▶ _What the task asks_: Quote, verbatim, all material below, without pictures.

▶ _Listing_:
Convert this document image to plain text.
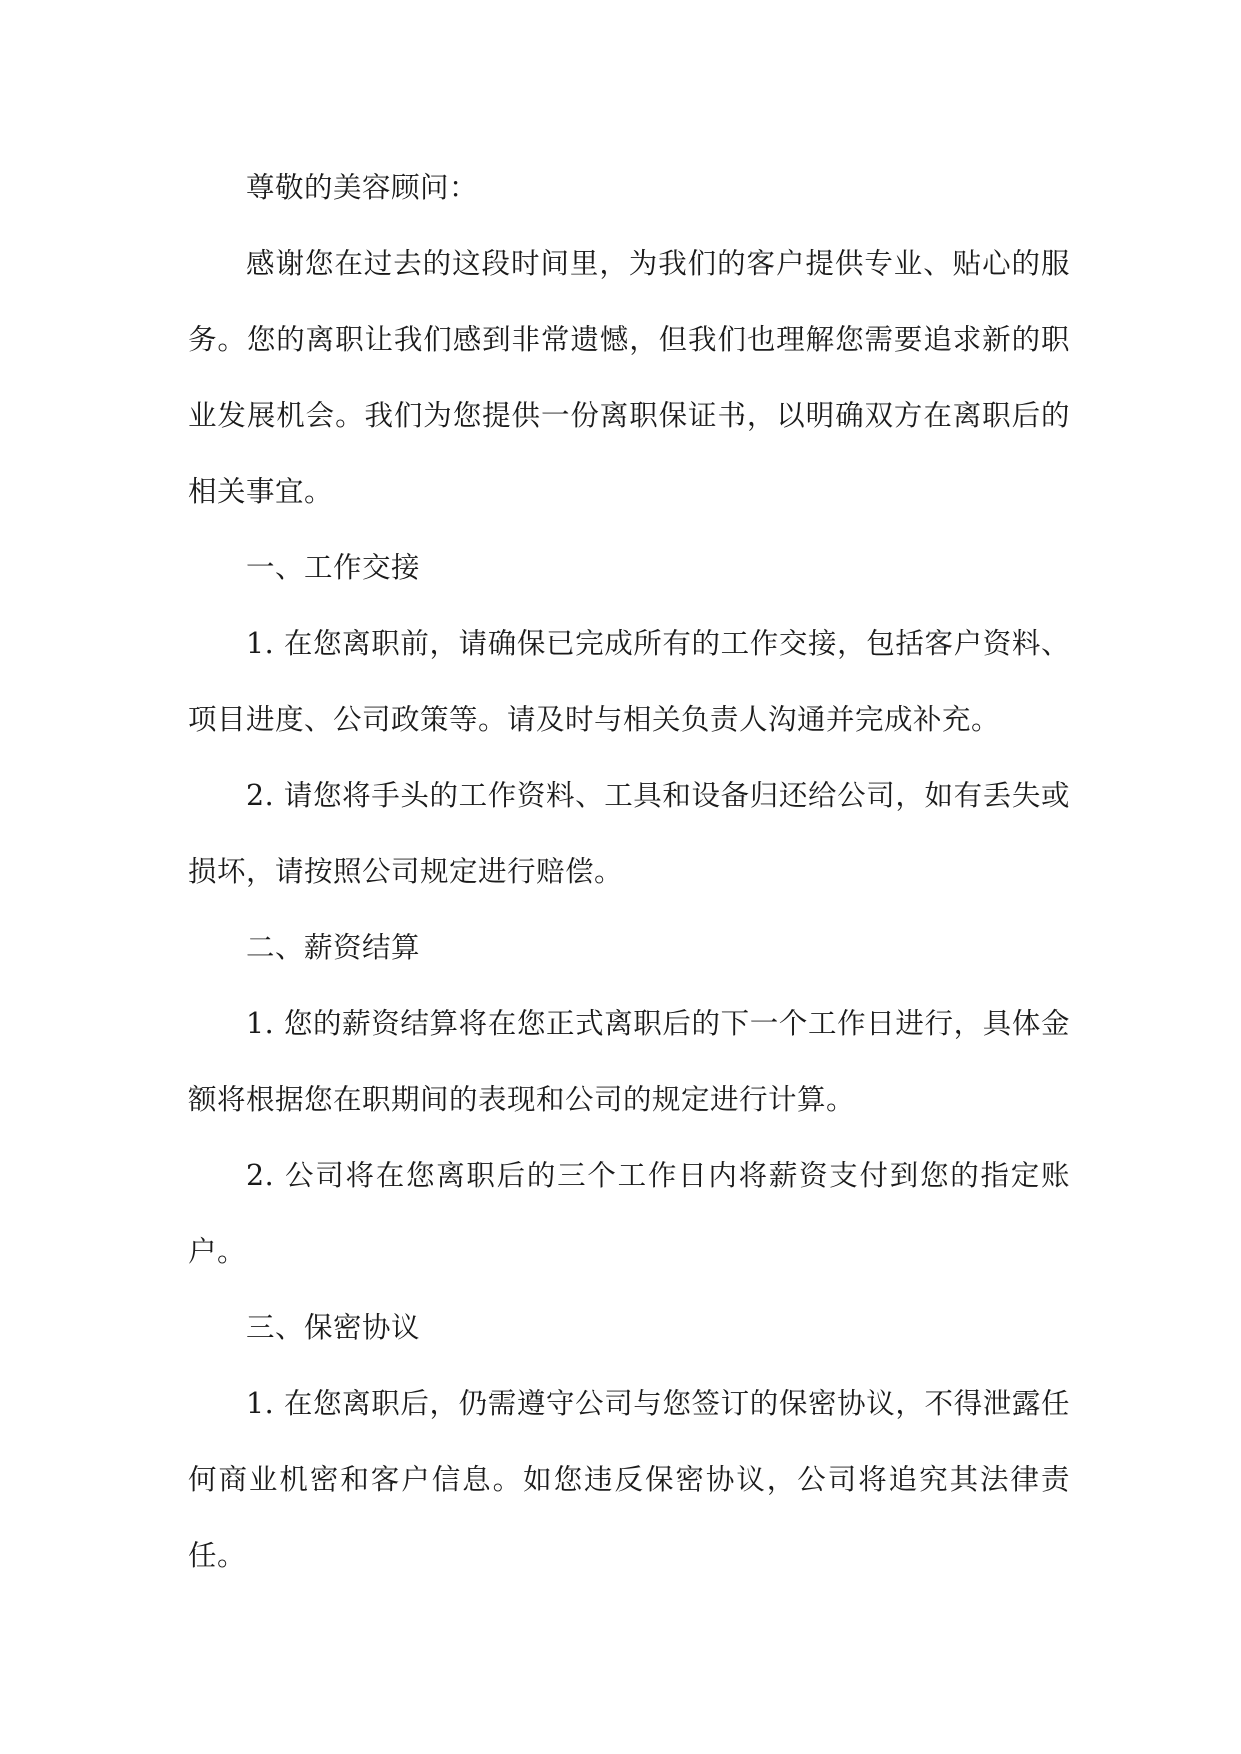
尊敬的美容顾问：

感谢您在过去的这段时间里，为我们的客户提供专业、贴心的服务。您的离职让我们感到非常遗憾，但我们也理解您需要追求新的职业发展机会。我们为您提供一份离职保证书，以明确双方在离职后的相关事宜。

一、工作交接

1. 在您离职前，请确保已完成所有的工作交接，包括客户资料、项目进度、公司政策等。请及时与相关负责人沟通并完成补充。

2. 请您将手头的工作资料、工具和设备归还给公司，如有丢失或损坏，请按照公司规定进行赔偿。

二、薪资结算

1. 您的薪资结算将在您正式离职后的下一个工作日进行，具体金额将根据您在职期间的表现和公司的规定进行计算。

2. 公司将在您离职后的三个工作日内将薪资支付到您的指定账户。

三、保密协议

1. 在您离职后，仍需遵守公司与您签订的保密协议，不得泄露任何商业机密和客户信息。如您违反保密协议，公司将追究其法律责任。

▶ _Task output_:
Convert this document image to plain text.
尊敬的美容顾问：

感谢您在过去的这段时间里，为我们的客户提供专业、贴心的服务。您的离职让我们感到非常遗憾，但我们也理解您需要追求新的职业发展机会。我们为您提供一份离职保证书，以明确双方在离职后的相关事宜。

一、工作交接

1. 在您离职前，请确保已完成所有的工作交接，包括客户资料、项目进度、公司政策等。请及时与相关负责人沟通并完成补充。

2. 请您将手头的工作资料、工具和设备归还给公司，如有丢失或损坏，请按照公司规定进行赔偿。

二、薪资结算

1. 您的薪资结算将在您正式离职后的下一个工作日进行，具体金额将根据您在职期间的表现和公司的规定进行计算。

2. 公司将在您离职后的三个工作日内将薪资支付到您的指定账户。

三、保密协议

1. 在您离职后，仍需遵守公司与您签订的保密协议，不得泄露任何商业机密和客户信息。如您违反保密协议，公司将追究其法律责任。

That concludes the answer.